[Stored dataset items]
======

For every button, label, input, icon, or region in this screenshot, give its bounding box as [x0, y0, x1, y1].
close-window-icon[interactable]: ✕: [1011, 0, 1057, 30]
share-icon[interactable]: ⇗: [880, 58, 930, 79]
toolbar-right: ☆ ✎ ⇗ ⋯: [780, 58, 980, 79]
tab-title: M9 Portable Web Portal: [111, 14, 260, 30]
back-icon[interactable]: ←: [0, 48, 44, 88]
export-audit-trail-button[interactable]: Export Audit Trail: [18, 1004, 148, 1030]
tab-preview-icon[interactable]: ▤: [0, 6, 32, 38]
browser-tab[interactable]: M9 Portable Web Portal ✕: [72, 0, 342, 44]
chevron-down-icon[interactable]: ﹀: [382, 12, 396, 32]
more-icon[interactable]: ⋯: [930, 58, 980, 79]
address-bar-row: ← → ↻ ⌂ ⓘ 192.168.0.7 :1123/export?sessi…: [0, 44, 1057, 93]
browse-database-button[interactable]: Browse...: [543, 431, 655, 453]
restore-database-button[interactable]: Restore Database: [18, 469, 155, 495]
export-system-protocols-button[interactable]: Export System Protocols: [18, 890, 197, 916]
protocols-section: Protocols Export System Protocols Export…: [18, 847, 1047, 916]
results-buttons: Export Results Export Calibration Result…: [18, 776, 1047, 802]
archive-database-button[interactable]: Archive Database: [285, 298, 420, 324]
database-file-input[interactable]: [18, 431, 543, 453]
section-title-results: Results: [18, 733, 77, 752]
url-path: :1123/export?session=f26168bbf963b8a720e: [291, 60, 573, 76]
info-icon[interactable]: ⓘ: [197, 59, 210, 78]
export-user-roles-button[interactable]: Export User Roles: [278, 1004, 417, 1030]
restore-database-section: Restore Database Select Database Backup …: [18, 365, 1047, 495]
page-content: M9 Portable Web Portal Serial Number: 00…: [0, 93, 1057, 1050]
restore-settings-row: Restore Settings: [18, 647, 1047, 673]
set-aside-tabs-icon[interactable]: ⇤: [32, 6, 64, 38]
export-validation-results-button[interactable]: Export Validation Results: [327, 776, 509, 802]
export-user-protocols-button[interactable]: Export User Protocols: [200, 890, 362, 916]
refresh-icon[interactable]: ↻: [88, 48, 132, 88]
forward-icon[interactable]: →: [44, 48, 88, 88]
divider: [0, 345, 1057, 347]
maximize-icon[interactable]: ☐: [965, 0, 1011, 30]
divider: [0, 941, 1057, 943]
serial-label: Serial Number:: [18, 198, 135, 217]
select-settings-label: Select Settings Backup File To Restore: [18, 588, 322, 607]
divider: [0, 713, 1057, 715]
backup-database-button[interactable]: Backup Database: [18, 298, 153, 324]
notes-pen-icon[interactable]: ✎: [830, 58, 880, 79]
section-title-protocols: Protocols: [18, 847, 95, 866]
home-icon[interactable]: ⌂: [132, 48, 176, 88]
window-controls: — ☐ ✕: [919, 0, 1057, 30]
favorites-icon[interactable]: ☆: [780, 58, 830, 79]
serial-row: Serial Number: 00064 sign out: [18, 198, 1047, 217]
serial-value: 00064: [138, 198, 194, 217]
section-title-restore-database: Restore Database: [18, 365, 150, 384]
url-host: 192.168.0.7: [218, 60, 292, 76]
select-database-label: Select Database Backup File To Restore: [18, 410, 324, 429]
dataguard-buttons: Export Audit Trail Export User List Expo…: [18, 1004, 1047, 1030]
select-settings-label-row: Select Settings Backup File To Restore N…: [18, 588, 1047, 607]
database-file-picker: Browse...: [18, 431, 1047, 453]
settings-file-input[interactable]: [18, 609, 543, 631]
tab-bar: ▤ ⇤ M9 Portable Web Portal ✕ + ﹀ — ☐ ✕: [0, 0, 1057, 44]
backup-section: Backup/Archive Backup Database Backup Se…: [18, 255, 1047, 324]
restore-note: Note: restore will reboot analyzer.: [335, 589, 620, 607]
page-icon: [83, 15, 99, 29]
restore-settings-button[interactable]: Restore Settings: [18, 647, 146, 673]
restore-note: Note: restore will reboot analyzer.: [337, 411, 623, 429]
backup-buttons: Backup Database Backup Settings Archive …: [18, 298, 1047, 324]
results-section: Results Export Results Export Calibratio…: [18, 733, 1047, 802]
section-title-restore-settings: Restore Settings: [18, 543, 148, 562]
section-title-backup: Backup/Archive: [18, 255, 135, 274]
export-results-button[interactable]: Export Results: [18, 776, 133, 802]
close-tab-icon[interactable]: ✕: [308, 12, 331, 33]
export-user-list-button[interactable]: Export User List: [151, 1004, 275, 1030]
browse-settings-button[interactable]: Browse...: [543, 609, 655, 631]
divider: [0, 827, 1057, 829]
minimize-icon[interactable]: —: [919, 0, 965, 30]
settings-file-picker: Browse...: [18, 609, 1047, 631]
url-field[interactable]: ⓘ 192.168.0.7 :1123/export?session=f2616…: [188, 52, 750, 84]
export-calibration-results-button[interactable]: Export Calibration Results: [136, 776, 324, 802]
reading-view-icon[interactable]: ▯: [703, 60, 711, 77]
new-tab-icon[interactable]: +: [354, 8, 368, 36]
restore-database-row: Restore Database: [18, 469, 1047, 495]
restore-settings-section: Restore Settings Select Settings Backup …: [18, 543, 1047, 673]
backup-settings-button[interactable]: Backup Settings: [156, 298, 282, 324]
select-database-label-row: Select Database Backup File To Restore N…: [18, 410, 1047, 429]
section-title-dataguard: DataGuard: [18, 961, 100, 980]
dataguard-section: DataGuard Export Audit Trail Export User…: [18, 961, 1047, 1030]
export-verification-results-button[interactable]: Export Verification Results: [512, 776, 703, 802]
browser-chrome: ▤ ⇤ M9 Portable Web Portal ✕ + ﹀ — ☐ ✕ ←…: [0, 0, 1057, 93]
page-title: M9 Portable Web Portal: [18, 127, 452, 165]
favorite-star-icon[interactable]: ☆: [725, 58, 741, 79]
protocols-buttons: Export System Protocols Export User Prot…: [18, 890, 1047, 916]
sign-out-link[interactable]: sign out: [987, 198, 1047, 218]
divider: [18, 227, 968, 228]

======

- WORK TO DO:
Reproduce every one of the lines above without any change.

- FULL RESPONSE:
For every button, label, input, icon, or region in this screenshot, give its bounding box as [x0, y0, x1, y1].
close-window-icon[interactable]: ✕: [1011, 0, 1057, 30]
share-icon[interactable]: ⇗: [880, 58, 930, 79]
toolbar-right: ☆ ✎ ⇗ ⋯: [780, 58, 980, 79]
tab-title: M9 Portable Web Portal: [111, 14, 260, 30]
back-icon[interactable]: ←: [0, 48, 44, 88]
export-audit-trail-button[interactable]: Export Audit Trail: [18, 1004, 148, 1030]
tab-preview-icon[interactable]: ▤: [0, 6, 32, 38]
browser-tab[interactable]: M9 Portable Web Portal ✕: [72, 0, 342, 44]
chevron-down-icon[interactable]: ﹀: [382, 12, 396, 32]
more-icon[interactable]: ⋯: [930, 58, 980, 79]
address-bar-row: ← → ↻ ⌂ ⓘ 192.168.0.7 :1123/export?sessi…: [0, 44, 1057, 93]
browse-database-button[interactable]: Browse...: [543, 431, 655, 453]
restore-database-button[interactable]: Restore Database: [18, 469, 155, 495]
export-system-protocols-button[interactable]: Export System Protocols: [18, 890, 197, 916]
protocols-section: Protocols Export System Protocols Export…: [18, 847, 1047, 916]
results-buttons: Export Results Export Calibration Result…: [18, 776, 1047, 802]
archive-database-button[interactable]: Archive Database: [285, 298, 420, 324]
database-file-input[interactable]: [18, 431, 543, 453]
section-title-results: Results: [18, 733, 77, 752]
url-path: :1123/export?session=f26168bbf963b8a720e: [291, 60, 573, 76]
info-icon[interactable]: ⓘ: [197, 59, 210, 78]
export-user-roles-button[interactable]: Export User Roles: [278, 1004, 417, 1030]
restore-database-section: Restore Database Select Database Backup …: [18, 365, 1047, 495]
page-content: M9 Portable Web Portal Serial Number: 00…: [0, 93, 1057, 1050]
restore-settings-row: Restore Settings: [18, 647, 1047, 673]
set-aside-tabs-icon[interactable]: ⇤: [32, 6, 64, 38]
export-validation-results-button[interactable]: Export Validation Results: [327, 776, 509, 802]
export-user-protocols-button[interactable]: Export User Protocols: [200, 890, 362, 916]
refresh-icon[interactable]: ↻: [88, 48, 132, 88]
forward-icon[interactable]: →: [44, 48, 88, 88]
divider: [0, 345, 1057, 347]
maximize-icon[interactable]: ☐: [965, 0, 1011, 30]
divider: [0, 941, 1057, 943]
serial-label: Serial Number:: [18, 198, 135, 217]
select-settings-label: Select Settings Backup File To Restore: [18, 588, 322, 607]
divider: [0, 713, 1057, 715]
backup-database-button[interactable]: Backup Database: [18, 298, 153, 324]
notes-pen-icon[interactable]: ✎: [830, 58, 880, 79]
section-title-protocols: Protocols: [18, 847, 95, 866]
home-icon[interactable]: ⌂: [132, 48, 176, 88]
window-controls: — ☐ ✕: [919, 0, 1057, 30]
favorites-icon[interactable]: ☆: [780, 58, 830, 79]
serial-row: Serial Number: 00064 sign out: [18, 198, 1047, 217]
serial-value: 00064: [138, 198, 194, 217]
section-title-restore-database: Restore Database: [18, 365, 150, 384]
url-host: 192.168.0.7: [218, 60, 292, 76]
select-database-label: Select Database Backup File To Restore: [18, 410, 324, 429]
dataguard-buttons: Export Audit Trail Export User List Expo…: [18, 1004, 1047, 1030]
select-settings-label-row: Select Settings Backup File To Restore N…: [18, 588, 1047, 607]
database-file-picker: Browse...: [18, 431, 1047, 453]
settings-file-input[interactable]: [18, 609, 543, 631]
tab-bar: ▤ ⇤ M9 Portable Web Portal ✕ + ﹀ — ☐ ✕: [0, 0, 1057, 44]
backup-section: Backup/Archive Backup Database Backup Se…: [18, 255, 1047, 324]
restore-note: Note: restore will reboot analyzer.: [335, 589, 620, 607]
page-icon: [83, 15, 99, 29]
restore-settings-button[interactable]: Restore Settings: [18, 647, 146, 673]
restore-note: Note: restore will reboot analyzer.: [337, 411, 623, 429]
backup-buttons: Backup Database Backup Settings Archive …: [18, 298, 1047, 324]
results-section: Results Export Results Export Calibratio…: [18, 733, 1047, 802]
section-title-restore-settings: Restore Settings: [18, 543, 148, 562]
section-title-backup: Backup/Archive: [18, 255, 135, 274]
export-results-button[interactable]: Export Results: [18, 776, 133, 802]
close-tab-icon[interactable]: ✕: [308, 12, 331, 33]
export-user-list-button[interactable]: Export User List: [151, 1004, 275, 1030]
browse-settings-button[interactable]: Browse...: [543, 609, 655, 631]
divider: [0, 827, 1057, 829]
minimize-icon[interactable]: —: [919, 0, 965, 30]
settings-file-picker: Browse...: [18, 609, 1047, 631]
url-field[interactable]: ⓘ 192.168.0.7 :1123/export?session=f2616…: [188, 52, 750, 84]
export-calibration-results-button[interactable]: Export Calibration Results: [136, 776, 324, 802]
reading-view-icon[interactable]: ▯: [703, 60, 711, 77]
new-tab-icon[interactable]: +: [354, 8, 368, 36]
restore-database-row: Restore Database: [18, 469, 1047, 495]
restore-settings-section: Restore Settings Select Settings Backup …: [18, 543, 1047, 673]
backup-settings-button[interactable]: Backup Settings: [156, 298, 282, 324]
select-database-label-row: Select Database Backup File To Restore N…: [18, 410, 1047, 429]
section-title-dataguard: DataGuard: [18, 961, 100, 980]
dataguard-section: DataGuard Export Audit Trail Export User…: [18, 961, 1047, 1030]
export-verification-results-button[interactable]: Export Verification Results: [512, 776, 703, 802]
browser-chrome: ▤ ⇤ M9 Portable Web Portal ✕ + ﹀ — ☐ ✕ ←…: [0, 0, 1057, 93]
page-title: M9 Portable Web Portal: [18, 127, 452, 165]
favorite-star-icon[interactable]: ☆: [725, 58, 741, 79]
protocols-buttons: Export System Protocols Export User Prot…: [18, 890, 1047, 916]
sign-out-link[interactable]: sign out: [987, 198, 1047, 218]
divider: [18, 227, 968, 228]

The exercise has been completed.